Data records:
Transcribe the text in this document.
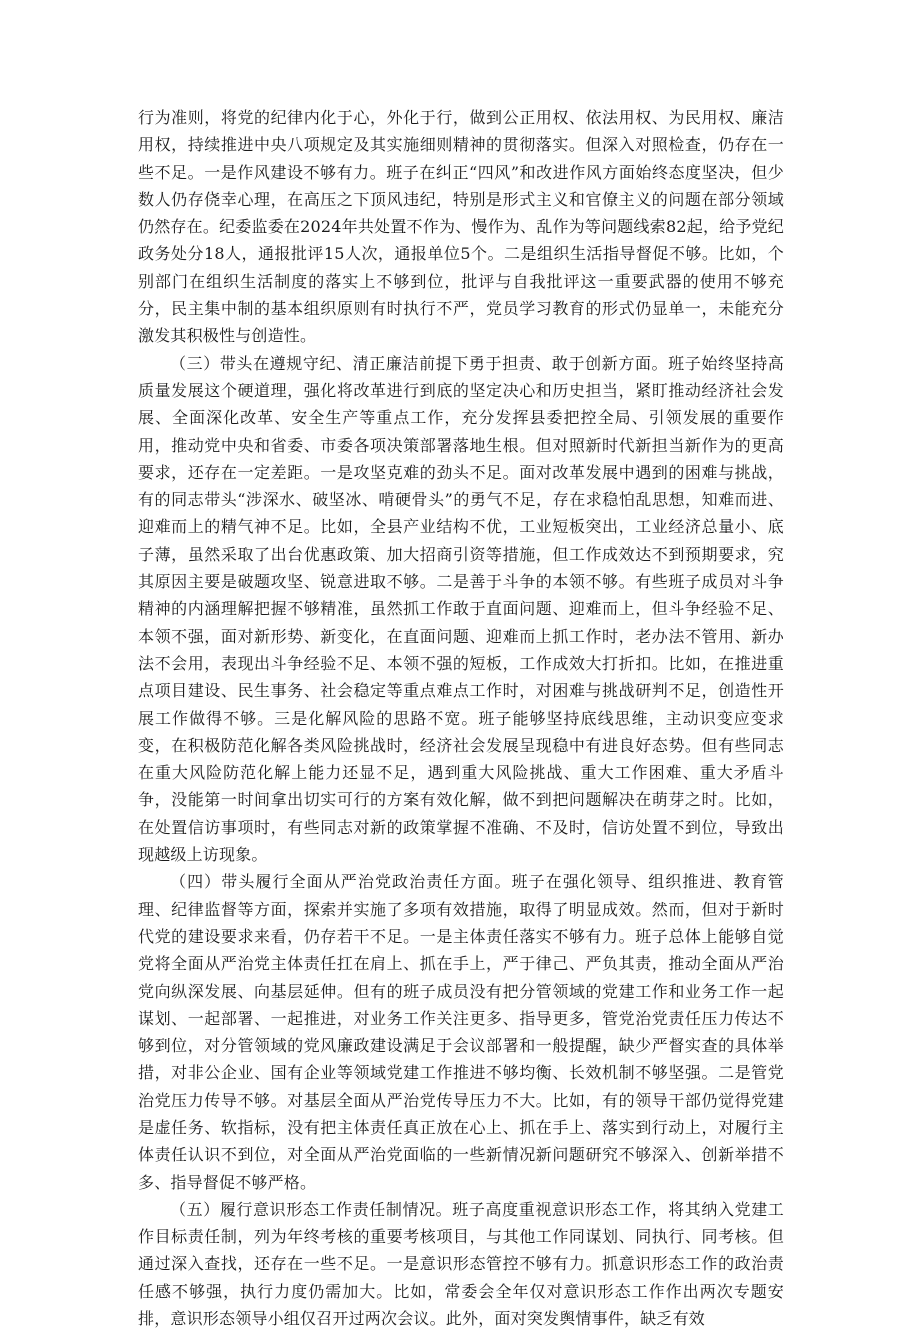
行为准则，将党的纪律内化于心，外化于行，做到公正用权、依法用权、为民用权、廉洁用权，持续推进中央八项规定及其实施细则精神的贯彻落实。但深入对照检查，仍存在一些不足。一是作风建设不够有力。班子在纠正“四风”和改进作风方面始终态度坚决，但少数人仍存侥幸心理，在高压之下顶风违纪，特别是形式主义和官僚主义的问题在部分领域仍然存在。纪委监委在2024年共处置不作为、慢作为、乱作为等问题线索82起，给予党纪政务处分18人，通报批评15人次，通报单位5个。二是组织生活指导督促不够。比如，个别部门在组织生活制度的落实上不够到位，批评与自我批评这一重要武器的使用不够充分，民主集中制的基本组织原则有时执行不严，党员学习教育的形式仍显单一，未能充分激发其积极性与创造性。

（三）带头在遵规守纪、清正廉洁前提下勇于担责、敢于创新方面。班子始终坚持高质量发展这个硬道理，强化将改革进行到底的坚定决心和历史担当，紧盯推动经济社会发展、全面深化改革、安全生产等重点工作，充分发挥县委把控全局、引领发展的重要作用，推动党中央和省委、市委各项决策部署落地生根。但对照新时代新担当新作为的更高要求，还存在一定差距。一是攻坚克难的劲头不足。面对改革发展中遇到的困难与挑战，有的同志带头“涉深水、破坚冰、啃硬骨头”的勇气不足，存在求稳怕乱思想，知难而进、迎难而上的精气神不足。比如，全县产业结构不优，工业短板突出，工业经济总量小、底子薄，虽然采取了出台优惠政策、加大招商引资等措施，但工作成效达不到预期要求，究其原因主要是破题攻坚、锐意进取不够。二是善于斗争的本领不够。有些班子成员对斗争精神的内涵理解把握不够精准，虽然抓工作敢于直面问题、迎难而上，但斗争经验不足、本领不强，面对新形势、新变化，在直面问题、迎难而上抓工作时，老办法不管用、新办法不会用，表现出斗争经验不足、本领不强的短板，工作成效大打折扣。比如，在推进重点项目建设、民生事务、社会稳定等重点难点工作时，对困难与挑战研判不足，创造性开展工作做得不够。三是化解风险的思路不宽。班子能够坚持底线思维，主动识变应变求变，在积极防范化解各类风险挑战时，经济社会发展呈现稳中有进良好态势。但有些同志在重大风险防范化解上能力还显不足，遇到重大风险挑战、重大工作困难、重大矛盾斗争，没能第一时间拿出切实可行的方案有效化解，做不到把问题解决在萌芽之时。比如，在处置信访事项时，有些同志对新的政策掌握不准确、不及时，信访处置不到位，导致出现越级上访现象。

（四）带头履行全面从严治党政治责任方面。班子在强化领导、组织推进、教育管理、纪律监督等方面，探索并实施了多项有效措施，取得了明显成效。然而，但对于新时代党的建设要求来看，仍存若干不足。一是主体责任落实不够有力。班子总体上能够自觉党将全面从严治党主体责任扛在肩上、抓在手上，严于律己、严负其责，推动全面从严治党向纵深发展、向基层延伸。但有的班子成员没有把分管领域的党建工作和业务工作一起谋划、一起部署、一起推进，对业务工作关注更多、指导更多，管党治党责任压力传达不够到位，对分管领域的党风廉政建设满足于会议部署和一般提醒，缺少严督实查的具体举措，对非公企业、国有企业等领域党建工作推进不够均衡、长效机制不够坚强。二是管党治党压力传导不够。对基层全面从严治党传导压力不大。比如，有的领导干部仍觉得党建是虚任务、软指标，没有把主体责任真正放在心上、抓在手上、落实到行动上，对履行主体责任认识不到位，对全面从严治党面临的一些新情况新问题研究不够深入、创新举措不多、指导督促不够严格。

（五）履行意识形态工作责任制情况。班子高度重视意识形态工作，将其纳入党建工作目标责任制，列为年终考核的重要考核项目，与其他工作同谋划、同执行、同考核。但通过深入查找，还存在一些不足。一是意识形态管控不够有力。抓意识形态工作的政治责任感不够强，执行力度仍需加大。比如，常委会全年仅对意识形态工作作出两次专题安排，意识形态领导小组仅召开过两次会议。此外，面对突发舆情事件，缺乏有效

WHAT YOU SHOULD DO:
The records above must be echoed exactly, minus their pictures.

IN RESPONSE:
Transcribe the text in this document.
行为准则，将党的纪律内化于心，外化于行，做到公正用权、依法用权、为民用权、廉洁用权，持续推进中央八项规定及其实施细则精神的贯彻落实。但深入对照检查，仍存在一些不足。一是作风建设不够有力。班子在纠正“四风”和改进作风方面始终态度坚决，但少数人仍存侥幸心理，在高压之下顶风违纪，特别是形式主义和官僚主义的问题在部分领域仍然存在。纪委监委在2024年共处置不作为、慢作为、乱作为等问题线索82起，给予党纪政务处分18人，通报批评15人次，通报单位5个。二是组织生活指导督促不够。比如，个别部门在组织生活制度的落实上不够到位，批评与自我批评这一重要武器的使用不够充分，民主集中制的基本组织原则有时执行不严，党员学习教育的形式仍显单一，未能充分激发其积极性与创造性。

（三）带头在遵规守纪、清正廉洁前提下勇于担责、敢于创新方面。班子始终坚持高质量发展这个硬道理，强化将改革进行到底的坚定决心和历史担当，紧盯推动经济社会发展、全面深化改革、安全生产等重点工作，充分发挥县委把控全局、引领发展的重要作用，推动党中央和省委、市委各项决策部署落地生根。但对照新时代新担当新作为的更高要求，还存在一定差距。一是攻坚克难的劲头不足。面对改革发展中遇到的困难与挑战，有的同志带头“涉深水、破坚冰、啃硬骨头”的勇气不足，存在求稳怕乱思想，知难而进、迎难而上的精气神不足。比如，全县产业结构不优，工业短板突出，工业经济总量小、底子薄，虽然采取了出台优惠政策、加大招商引资等措施，但工作成效达不到预期要求，究其原因主要是破题攻坚、锐意进取不够。二是善于斗争的本领不够。有些班子成员对斗争精神的内涵理解把握不够精准，虽然抓工作敢于直面问题、迎难而上，但斗争经验不足、本领不强，面对新形势、新变化，在直面问题、迎难而上抓工作时，老办法不管用、新办法不会用，表现出斗争经验不足、本领不强的短板，工作成效大打折扣。比如，在推进重点项目建设、民生事务、社会稳定等重点难点工作时，对困难与挑战研判不足，创造性开展工作做得不够。三是化解风险的思路不宽。班子能够坚持底线思维，主动识变应变求变，在积极防范化解各类风险挑战时，经济社会发展呈现稳中有进良好态势。但有些同志在重大风险防范化解上能力还显不足，遇到重大风险挑战、重大工作困难、重大矛盾斗争，没能第一时间拿出切实可行的方案有效化解，做不到把问题解决在萌芽之时。比如，在处置信访事项时，有些同志对新的政策掌握不准确、不及时，信访处置不到位，导致出现越级上访现象。

（四）带头履行全面从严治党政治责任方面。班子在强化领导、组织推进、教育管理、纪律监督等方面，探索并实施了多项有效措施，取得了明显成效。然而，但对于新时代党的建设要求来看，仍存若干不足。一是主体责任落实不够有力。班子总体上能够自觉党将全面从严治党主体责任扛在肩上、抓在手上，严于律己、严负其责，推动全面从严治党向纵深发展、向基层延伸。但有的班子成员没有把分管领域的党建工作和业务工作一起谋划、一起部署、一起推进，对业务工作关注更多、指导更多，管党治党责任压力传达不够到位，对分管领域的党风廉政建设满足于会议部署和一般提醒，缺少严督实查的具体举措，对非公企业、国有企业等领域党建工作推进不够均衡、长效机制不够坚强。二是管党治党压力传导不够。对基层全面从严治党传导压力不大。比如，有的领导干部仍觉得党建是虚任务、软指标，没有把主体责任真正放在心上、抓在手上、落实到行动上，对履行主体责任认识不到位，对全面从严治党面临的一些新情况新问题研究不够深入、创新举措不多、指导督促不够严格。

（五）履行意识形态工作责任制情况。班子高度重视意识形态工作，将其纳入党建工作目标责任制，列为年终考核的重要考核项目，与其他工作同谋划、同执行、同考核。但通过深入查找，还存在一些不足。一是意识形态管控不够有力。抓意识形态工作的政治责任感不够强，执行力度仍需加大。比如，常委会全年仅对意识形态工作作出两次专题安排，意识形态领导小组仅召开过两次会议。此外，面对突发舆情事件，缺乏有效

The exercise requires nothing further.